• [STATED GOAL]: Search the data below for the string "marker". Extract every line that contains it.

-- START EXTRACTED RECORDS --

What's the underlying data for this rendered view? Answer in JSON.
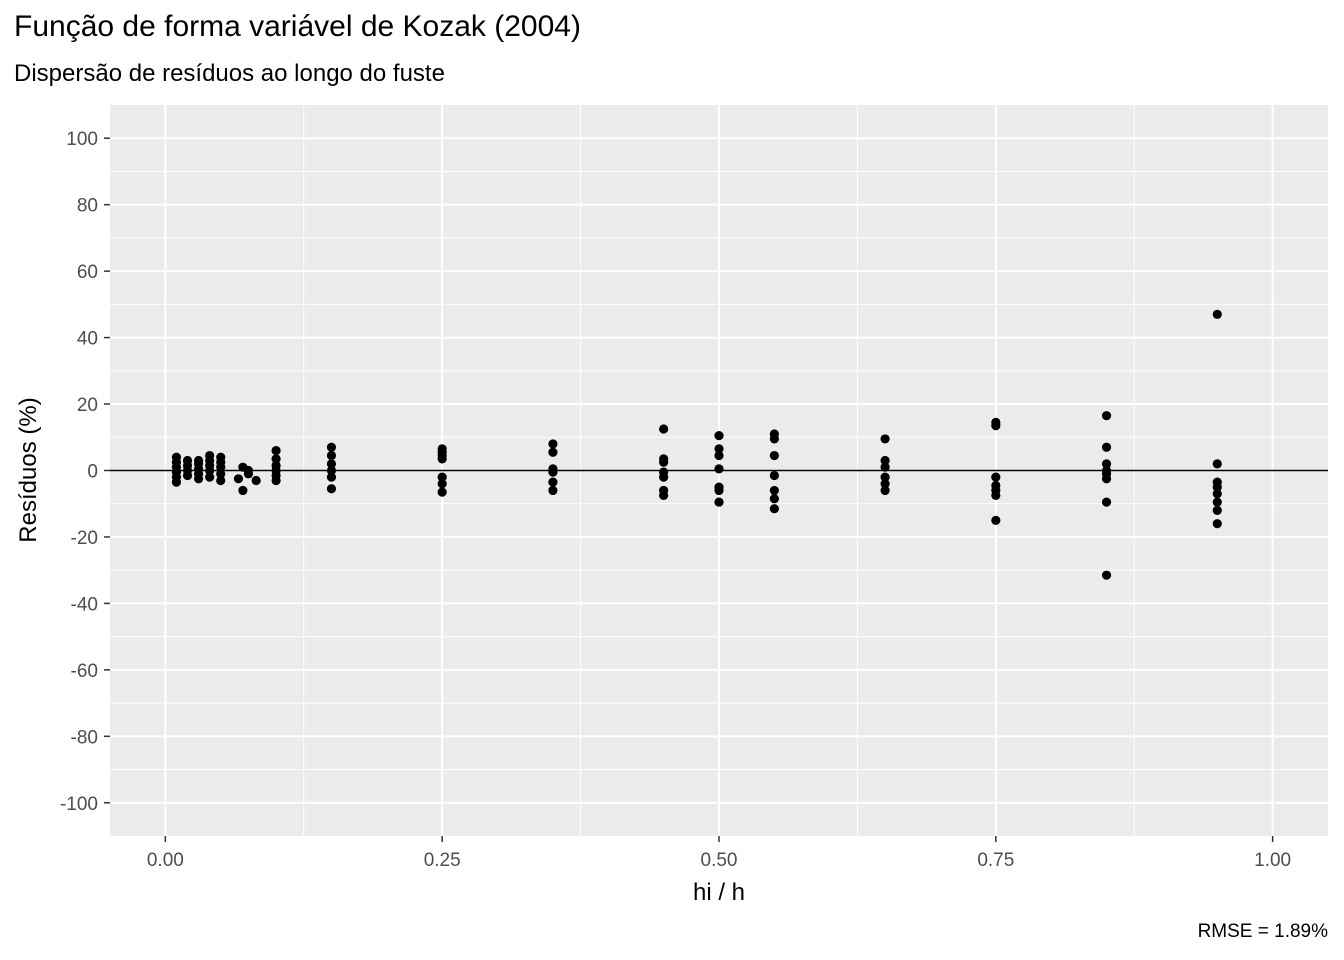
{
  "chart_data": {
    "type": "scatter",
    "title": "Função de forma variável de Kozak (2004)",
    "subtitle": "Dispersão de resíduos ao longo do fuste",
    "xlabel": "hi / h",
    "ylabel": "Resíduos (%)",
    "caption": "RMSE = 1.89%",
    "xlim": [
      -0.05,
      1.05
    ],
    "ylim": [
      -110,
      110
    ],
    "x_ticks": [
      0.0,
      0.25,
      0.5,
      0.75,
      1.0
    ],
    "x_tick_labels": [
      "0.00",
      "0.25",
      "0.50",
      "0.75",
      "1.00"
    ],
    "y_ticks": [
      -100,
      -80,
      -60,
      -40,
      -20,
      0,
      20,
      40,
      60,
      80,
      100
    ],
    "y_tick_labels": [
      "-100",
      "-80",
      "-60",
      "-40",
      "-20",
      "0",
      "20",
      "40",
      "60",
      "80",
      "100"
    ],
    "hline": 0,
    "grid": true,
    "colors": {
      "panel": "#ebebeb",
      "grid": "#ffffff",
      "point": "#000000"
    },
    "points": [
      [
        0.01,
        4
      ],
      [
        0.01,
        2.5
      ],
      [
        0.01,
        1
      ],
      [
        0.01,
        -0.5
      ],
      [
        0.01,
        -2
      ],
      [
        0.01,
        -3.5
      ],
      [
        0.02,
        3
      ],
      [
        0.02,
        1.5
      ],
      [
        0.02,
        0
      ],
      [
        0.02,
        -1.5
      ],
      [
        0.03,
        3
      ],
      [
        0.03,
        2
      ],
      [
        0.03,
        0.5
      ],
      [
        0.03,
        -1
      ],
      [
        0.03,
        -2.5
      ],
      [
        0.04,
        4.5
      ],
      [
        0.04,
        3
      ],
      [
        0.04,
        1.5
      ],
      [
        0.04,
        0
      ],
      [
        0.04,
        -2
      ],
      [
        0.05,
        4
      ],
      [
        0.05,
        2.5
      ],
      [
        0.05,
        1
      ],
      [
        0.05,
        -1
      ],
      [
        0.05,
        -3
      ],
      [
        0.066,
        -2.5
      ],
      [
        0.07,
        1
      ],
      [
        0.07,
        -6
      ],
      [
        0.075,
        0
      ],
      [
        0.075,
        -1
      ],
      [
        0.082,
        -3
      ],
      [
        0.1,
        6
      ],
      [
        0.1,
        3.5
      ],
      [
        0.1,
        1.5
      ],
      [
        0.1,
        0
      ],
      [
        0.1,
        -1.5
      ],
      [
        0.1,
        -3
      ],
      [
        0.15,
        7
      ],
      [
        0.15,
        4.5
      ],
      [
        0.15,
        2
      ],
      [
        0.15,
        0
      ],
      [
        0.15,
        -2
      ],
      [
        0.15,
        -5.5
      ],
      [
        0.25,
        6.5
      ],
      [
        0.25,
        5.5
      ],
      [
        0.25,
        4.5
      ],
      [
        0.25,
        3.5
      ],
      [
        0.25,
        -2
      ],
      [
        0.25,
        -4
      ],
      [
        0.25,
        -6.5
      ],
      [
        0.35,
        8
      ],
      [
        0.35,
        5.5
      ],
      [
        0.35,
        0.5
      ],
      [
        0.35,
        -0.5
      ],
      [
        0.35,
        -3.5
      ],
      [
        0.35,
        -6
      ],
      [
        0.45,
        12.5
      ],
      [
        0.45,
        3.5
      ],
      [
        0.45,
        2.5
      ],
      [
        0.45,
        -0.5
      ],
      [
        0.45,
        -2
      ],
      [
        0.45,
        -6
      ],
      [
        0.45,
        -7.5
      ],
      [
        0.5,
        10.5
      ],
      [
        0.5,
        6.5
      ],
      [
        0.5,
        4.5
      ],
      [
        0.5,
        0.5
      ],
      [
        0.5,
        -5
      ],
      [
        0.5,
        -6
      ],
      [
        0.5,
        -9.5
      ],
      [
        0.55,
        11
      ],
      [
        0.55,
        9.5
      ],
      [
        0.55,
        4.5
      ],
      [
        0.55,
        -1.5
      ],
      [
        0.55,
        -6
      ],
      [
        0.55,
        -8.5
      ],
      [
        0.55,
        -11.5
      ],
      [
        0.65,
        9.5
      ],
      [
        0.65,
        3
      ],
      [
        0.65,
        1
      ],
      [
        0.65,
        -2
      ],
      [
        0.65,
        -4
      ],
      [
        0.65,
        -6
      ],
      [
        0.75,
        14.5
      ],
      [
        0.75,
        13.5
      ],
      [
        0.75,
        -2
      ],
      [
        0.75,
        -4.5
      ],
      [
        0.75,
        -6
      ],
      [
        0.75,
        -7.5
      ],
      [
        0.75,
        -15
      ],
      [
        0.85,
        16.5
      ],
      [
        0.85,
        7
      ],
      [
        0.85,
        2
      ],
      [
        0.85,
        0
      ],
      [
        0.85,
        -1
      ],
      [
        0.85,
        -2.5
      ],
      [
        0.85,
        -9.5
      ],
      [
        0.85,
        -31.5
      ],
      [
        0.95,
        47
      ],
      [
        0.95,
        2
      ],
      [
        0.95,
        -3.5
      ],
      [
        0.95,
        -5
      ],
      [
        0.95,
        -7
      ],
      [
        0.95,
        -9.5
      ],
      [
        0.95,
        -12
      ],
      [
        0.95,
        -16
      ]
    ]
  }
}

-- END EXTRACTED RECORDS --
-- START EXTRACTED RECORDS --

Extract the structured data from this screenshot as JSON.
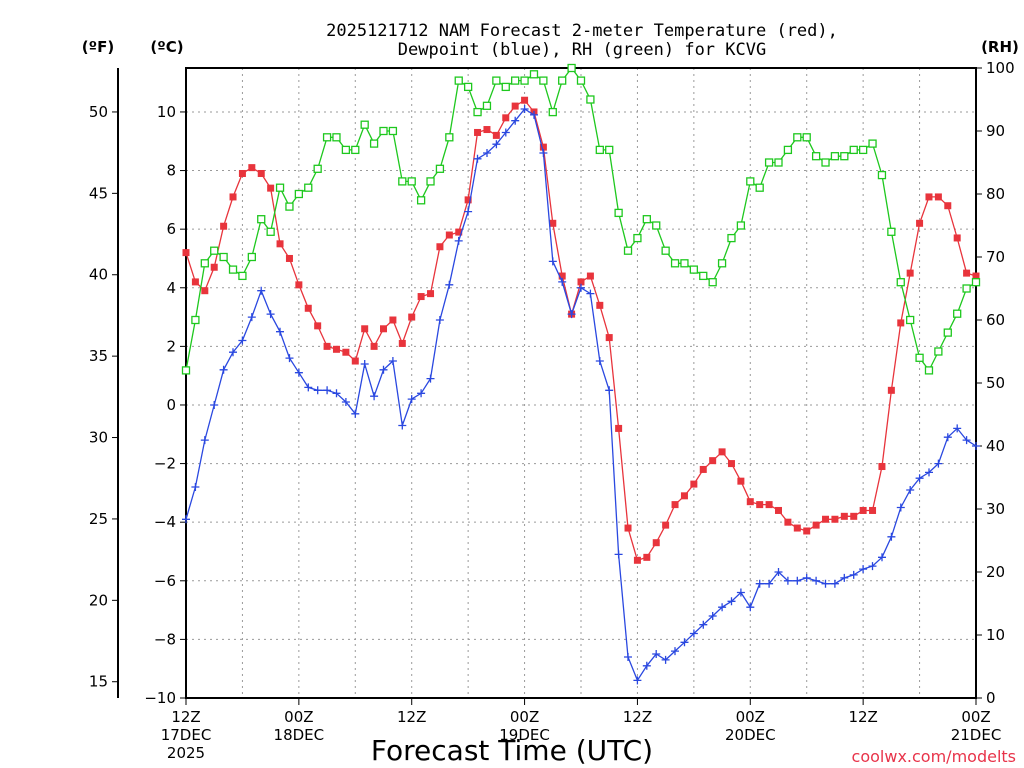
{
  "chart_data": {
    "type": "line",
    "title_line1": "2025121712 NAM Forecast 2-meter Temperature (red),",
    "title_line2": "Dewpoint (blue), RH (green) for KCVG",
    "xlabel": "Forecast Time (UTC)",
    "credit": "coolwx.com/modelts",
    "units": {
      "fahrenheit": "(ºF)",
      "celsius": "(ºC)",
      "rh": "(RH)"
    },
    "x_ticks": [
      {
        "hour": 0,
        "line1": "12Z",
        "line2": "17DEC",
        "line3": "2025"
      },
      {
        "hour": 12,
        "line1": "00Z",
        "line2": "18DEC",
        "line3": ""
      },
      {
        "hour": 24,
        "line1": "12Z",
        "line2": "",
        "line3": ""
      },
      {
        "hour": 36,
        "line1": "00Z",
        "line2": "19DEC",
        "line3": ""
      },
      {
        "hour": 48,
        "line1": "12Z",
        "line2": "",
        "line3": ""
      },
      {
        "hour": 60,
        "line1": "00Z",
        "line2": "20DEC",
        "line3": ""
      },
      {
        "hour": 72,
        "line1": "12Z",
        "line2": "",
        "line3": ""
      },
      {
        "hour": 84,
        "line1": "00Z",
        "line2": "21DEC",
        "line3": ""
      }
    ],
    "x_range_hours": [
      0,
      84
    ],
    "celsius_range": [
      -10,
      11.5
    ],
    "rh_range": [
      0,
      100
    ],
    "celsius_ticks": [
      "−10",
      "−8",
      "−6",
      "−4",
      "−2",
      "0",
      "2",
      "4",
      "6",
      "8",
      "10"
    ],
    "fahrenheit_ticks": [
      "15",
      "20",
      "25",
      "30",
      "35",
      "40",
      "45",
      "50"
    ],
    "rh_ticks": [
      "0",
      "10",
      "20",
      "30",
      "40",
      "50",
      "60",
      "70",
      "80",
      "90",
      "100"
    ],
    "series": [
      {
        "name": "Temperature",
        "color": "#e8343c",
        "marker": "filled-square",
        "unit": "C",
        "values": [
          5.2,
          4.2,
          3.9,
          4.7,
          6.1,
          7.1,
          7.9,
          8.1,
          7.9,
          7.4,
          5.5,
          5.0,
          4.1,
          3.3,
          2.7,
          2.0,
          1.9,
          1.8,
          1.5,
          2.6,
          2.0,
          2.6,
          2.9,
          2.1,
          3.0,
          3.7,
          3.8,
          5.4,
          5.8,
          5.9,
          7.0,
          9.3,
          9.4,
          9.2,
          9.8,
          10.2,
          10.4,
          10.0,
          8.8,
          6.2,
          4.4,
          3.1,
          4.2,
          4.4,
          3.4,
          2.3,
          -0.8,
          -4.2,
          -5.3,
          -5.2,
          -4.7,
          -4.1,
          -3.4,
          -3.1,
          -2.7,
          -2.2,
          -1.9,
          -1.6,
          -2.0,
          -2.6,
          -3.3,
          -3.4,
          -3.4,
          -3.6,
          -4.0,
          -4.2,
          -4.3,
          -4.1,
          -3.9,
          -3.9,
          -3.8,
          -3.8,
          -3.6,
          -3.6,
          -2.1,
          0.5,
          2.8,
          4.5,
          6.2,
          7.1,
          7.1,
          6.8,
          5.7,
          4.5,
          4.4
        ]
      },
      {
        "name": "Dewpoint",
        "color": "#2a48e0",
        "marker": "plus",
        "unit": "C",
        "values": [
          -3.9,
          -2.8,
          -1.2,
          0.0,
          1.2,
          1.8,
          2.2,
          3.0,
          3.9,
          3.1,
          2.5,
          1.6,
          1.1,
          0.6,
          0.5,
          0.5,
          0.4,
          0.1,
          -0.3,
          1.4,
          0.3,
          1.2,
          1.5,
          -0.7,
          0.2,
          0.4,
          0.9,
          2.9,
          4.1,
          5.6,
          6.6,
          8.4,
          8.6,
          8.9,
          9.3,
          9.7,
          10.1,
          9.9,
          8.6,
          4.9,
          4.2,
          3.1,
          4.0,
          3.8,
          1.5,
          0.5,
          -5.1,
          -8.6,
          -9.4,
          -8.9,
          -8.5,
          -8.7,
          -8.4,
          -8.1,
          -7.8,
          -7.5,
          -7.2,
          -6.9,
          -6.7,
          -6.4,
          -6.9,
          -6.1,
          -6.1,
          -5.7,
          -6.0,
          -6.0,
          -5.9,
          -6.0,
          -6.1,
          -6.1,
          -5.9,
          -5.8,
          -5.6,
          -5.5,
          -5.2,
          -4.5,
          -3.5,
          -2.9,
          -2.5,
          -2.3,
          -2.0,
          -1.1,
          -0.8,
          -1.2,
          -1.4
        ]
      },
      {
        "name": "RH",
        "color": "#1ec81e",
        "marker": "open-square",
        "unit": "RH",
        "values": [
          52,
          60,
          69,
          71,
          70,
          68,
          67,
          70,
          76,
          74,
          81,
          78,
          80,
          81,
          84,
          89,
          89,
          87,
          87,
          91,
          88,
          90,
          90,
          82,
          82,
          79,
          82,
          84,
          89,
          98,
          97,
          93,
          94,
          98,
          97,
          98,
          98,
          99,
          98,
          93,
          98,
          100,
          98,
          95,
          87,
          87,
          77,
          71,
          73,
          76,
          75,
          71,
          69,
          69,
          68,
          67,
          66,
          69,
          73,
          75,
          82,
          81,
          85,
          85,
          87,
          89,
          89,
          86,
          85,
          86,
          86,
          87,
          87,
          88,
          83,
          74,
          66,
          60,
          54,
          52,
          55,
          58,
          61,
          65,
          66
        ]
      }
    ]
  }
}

-- END EXTRACTED RECORDS --

• [ANSWER TO THIS PROBLEM]:
        "marker": "filled-square",
        "marker": "plus",
        "marker": "open-square",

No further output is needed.